### DATA
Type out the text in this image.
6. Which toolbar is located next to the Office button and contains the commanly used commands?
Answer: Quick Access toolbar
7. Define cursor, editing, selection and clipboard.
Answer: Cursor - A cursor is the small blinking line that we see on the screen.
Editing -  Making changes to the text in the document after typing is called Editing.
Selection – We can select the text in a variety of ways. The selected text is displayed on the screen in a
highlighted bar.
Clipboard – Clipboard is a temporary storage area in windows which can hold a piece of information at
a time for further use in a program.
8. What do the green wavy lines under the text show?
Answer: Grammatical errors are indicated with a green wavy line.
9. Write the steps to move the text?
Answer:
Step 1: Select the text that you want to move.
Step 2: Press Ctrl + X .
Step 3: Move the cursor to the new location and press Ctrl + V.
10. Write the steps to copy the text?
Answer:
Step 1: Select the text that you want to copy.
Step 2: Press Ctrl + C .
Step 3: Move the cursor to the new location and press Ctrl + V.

### EXERCISE REQUIREMENTS
Repeat every line of the data, exactly and in full.

### CORRECT ANSWER
Type out the text in this image.
6. Which toolbar is located next to the Office button and contains the commanly used commands?
Answer: Quick Access toolbar
7. Define cursor, editing, selection and clipboard.
Answer: Cursor - A cursor is the small blinking line that we see on the screen.
Editing -  Making changes to the text in the document after typing is called Editing.
Selection – We can select the text in a variety of ways. The selected text is displayed on the screen in a
highlighted bar.
Clipboard – Clipboard is a temporary storage area in windows which can hold a piece of information at
a time for further use in a program.
8. What do the green wavy lines under the text show?
Answer: Grammatical errors are indicated with a green wavy line.
9. Write the steps to move the text?
Answer:
Step 1: Select the text that you want to move.
Step 2: Press Ctrl + X .
Step 3: Move the cursor to the new location and press Ctrl + V.
10. Write the steps to copy the text?
Answer:
Step 1: Select the text that you want to copy.
Step 2: Press Ctrl + C .
Step 3: Move the cursor to the new location and press Ctrl + V.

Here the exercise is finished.